What the exercise asks
Below are the records; copy each line in them that holds the word "Измерение".

Provided records
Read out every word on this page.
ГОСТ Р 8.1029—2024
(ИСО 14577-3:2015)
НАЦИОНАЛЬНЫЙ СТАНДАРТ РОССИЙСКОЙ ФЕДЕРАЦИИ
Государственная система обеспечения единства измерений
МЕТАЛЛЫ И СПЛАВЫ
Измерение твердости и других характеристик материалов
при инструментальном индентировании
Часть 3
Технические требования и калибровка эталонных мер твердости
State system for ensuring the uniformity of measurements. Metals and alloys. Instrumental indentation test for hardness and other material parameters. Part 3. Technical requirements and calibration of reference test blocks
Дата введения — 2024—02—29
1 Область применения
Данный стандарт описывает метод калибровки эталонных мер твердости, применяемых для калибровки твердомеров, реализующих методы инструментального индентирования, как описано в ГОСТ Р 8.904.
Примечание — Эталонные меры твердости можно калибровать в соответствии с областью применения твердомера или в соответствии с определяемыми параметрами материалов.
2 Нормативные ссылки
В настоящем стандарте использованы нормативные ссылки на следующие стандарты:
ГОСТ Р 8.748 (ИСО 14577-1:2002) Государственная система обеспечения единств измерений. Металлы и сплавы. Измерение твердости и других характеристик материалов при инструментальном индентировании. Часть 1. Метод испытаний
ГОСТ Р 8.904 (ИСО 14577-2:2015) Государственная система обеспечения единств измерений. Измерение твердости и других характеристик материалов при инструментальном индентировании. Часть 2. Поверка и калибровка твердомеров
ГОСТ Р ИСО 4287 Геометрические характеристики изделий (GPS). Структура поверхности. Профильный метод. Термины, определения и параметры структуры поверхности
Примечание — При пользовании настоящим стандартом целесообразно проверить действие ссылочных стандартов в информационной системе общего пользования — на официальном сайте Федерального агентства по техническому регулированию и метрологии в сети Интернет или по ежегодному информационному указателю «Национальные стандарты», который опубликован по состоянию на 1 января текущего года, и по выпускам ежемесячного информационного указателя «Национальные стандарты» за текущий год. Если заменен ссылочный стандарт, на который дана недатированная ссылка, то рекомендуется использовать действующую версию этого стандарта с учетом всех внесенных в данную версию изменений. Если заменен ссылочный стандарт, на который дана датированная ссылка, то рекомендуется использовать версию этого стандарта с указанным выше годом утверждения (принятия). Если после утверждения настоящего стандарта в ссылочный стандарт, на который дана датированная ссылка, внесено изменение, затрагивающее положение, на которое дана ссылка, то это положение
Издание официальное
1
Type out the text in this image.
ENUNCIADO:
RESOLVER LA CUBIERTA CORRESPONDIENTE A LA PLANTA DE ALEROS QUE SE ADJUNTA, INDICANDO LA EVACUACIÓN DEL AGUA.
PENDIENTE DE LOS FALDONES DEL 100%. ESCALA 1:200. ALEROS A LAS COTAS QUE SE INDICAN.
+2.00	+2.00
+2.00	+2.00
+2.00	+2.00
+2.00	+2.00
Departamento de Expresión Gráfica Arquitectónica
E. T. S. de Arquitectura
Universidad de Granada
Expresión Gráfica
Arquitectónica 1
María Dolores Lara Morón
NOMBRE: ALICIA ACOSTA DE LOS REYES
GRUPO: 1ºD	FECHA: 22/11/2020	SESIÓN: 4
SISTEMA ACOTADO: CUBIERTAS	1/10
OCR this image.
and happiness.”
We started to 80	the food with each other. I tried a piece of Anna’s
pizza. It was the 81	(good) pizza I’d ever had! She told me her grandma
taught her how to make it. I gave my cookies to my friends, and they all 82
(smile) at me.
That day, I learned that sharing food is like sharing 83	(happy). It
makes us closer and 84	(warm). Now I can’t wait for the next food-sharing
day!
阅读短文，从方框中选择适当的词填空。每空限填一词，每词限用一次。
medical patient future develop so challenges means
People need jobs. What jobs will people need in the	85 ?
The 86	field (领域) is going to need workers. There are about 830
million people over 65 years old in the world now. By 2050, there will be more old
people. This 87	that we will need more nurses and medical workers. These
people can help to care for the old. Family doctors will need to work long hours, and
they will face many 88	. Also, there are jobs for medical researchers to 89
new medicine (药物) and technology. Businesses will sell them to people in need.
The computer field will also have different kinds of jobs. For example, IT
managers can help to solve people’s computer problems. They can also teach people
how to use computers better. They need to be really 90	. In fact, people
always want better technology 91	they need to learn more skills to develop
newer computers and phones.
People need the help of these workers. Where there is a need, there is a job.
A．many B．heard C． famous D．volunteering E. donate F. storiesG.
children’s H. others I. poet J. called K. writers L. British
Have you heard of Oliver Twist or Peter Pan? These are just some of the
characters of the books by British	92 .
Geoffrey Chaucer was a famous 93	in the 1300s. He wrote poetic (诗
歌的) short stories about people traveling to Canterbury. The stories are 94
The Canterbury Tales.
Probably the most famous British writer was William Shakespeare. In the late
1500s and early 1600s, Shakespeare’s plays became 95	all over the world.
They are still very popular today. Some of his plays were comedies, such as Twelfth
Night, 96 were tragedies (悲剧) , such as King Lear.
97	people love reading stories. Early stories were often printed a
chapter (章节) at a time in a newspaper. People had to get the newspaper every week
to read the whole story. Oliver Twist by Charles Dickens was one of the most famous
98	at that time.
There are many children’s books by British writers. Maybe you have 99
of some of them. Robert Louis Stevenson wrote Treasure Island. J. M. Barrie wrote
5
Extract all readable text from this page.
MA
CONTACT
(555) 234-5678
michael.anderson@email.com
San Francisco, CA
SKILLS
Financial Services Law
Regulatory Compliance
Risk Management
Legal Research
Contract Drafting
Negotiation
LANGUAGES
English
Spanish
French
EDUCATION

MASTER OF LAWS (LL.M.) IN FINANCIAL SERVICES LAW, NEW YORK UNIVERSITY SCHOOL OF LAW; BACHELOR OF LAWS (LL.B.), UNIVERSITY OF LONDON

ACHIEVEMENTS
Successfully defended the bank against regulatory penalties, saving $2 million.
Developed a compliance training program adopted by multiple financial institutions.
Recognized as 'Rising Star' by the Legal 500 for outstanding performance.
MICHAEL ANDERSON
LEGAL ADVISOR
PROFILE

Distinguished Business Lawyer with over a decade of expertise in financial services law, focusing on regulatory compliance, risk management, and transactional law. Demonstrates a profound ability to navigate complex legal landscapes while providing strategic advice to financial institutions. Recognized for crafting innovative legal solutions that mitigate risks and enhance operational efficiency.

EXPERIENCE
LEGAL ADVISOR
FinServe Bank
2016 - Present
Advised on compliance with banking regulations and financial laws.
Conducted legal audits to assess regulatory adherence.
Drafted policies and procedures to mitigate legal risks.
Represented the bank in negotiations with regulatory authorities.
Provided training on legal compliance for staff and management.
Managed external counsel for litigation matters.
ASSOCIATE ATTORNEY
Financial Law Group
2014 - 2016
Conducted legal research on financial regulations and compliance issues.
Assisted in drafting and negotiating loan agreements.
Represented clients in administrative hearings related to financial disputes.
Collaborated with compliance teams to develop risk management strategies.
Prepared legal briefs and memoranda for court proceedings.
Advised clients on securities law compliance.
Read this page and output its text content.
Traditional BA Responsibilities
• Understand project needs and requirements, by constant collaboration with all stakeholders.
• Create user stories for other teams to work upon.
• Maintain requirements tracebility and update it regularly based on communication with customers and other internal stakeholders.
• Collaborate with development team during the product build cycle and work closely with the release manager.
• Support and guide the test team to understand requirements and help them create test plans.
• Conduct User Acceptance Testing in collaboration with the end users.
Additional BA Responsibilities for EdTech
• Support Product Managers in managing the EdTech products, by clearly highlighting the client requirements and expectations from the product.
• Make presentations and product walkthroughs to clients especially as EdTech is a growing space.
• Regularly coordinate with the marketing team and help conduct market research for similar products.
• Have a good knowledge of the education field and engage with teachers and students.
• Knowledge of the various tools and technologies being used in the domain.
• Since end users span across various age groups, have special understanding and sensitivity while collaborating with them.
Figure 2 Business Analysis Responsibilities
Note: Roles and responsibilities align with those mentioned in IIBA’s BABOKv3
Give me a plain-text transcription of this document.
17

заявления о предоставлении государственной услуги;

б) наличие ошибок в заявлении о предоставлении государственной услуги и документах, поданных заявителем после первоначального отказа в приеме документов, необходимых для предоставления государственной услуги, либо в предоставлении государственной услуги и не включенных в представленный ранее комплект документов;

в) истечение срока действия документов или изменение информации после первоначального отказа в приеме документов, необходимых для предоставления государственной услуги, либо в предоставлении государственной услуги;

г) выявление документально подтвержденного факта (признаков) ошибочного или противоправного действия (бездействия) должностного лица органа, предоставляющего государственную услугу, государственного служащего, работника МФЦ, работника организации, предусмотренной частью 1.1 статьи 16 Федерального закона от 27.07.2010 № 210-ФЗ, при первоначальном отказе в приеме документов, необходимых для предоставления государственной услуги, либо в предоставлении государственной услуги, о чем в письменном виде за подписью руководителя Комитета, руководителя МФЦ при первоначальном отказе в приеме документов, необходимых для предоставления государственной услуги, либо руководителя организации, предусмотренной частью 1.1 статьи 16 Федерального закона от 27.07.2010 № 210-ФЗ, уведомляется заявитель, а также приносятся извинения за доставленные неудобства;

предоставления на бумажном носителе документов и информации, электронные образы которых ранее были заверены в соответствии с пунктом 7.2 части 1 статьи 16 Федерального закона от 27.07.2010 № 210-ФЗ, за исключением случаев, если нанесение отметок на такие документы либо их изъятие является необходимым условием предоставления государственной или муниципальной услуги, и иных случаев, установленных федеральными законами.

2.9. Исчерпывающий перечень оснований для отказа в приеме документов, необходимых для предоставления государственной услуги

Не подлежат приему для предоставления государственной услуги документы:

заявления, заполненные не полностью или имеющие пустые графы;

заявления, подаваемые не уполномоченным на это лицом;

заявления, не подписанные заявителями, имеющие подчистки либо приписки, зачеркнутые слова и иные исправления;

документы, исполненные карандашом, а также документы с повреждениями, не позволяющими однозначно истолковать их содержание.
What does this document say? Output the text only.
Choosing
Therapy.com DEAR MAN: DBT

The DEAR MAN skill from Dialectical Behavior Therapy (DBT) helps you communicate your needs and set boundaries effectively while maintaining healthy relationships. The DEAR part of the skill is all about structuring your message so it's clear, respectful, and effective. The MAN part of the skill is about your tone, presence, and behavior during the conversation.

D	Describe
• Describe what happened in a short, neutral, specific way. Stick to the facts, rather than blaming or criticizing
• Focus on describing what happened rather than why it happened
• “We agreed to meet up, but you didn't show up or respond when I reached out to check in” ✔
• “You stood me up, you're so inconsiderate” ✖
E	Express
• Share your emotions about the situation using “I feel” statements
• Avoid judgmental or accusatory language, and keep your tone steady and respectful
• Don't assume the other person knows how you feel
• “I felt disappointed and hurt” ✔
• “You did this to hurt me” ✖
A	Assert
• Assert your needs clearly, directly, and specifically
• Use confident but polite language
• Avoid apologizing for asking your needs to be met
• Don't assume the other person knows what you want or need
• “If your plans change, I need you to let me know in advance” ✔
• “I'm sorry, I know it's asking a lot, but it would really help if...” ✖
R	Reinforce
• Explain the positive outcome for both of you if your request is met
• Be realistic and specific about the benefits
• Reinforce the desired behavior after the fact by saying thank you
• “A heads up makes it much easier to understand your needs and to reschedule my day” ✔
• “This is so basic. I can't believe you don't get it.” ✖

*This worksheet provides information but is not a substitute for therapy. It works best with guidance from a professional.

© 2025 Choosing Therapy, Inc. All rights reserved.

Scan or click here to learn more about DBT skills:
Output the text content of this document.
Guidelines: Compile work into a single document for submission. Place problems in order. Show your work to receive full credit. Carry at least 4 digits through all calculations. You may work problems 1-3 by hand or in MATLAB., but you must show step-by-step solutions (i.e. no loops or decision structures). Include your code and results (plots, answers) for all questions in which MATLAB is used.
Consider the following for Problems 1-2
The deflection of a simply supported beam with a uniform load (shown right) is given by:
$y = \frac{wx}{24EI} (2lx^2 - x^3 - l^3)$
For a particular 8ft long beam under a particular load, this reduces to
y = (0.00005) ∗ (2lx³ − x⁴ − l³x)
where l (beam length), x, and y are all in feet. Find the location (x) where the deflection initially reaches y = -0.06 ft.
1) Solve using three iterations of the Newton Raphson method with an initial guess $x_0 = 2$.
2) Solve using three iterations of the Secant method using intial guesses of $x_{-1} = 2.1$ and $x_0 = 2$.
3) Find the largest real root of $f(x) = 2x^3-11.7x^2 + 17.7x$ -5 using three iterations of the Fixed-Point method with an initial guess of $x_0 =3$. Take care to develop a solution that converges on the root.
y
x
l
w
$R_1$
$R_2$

Finished answer
Измерение твердости и других характеристик материалов
ГОСТ Р 8.748 (ИСО 14577-1:2002) Государственная система обеспечения единств измерений. Металлы и сплавы. Измерение твердости и других характеристик материалов при инструментальном индентировании. Часть 1. Метод испытаний
ГОСТ Р 8.904 (ИСО 14577-2:2015) Государственная система обеспечения единств измерений. Измерение твердости и других характеристик материалов при инструментальном индентировании. Часть 2. Поверка и калибровка твердомеров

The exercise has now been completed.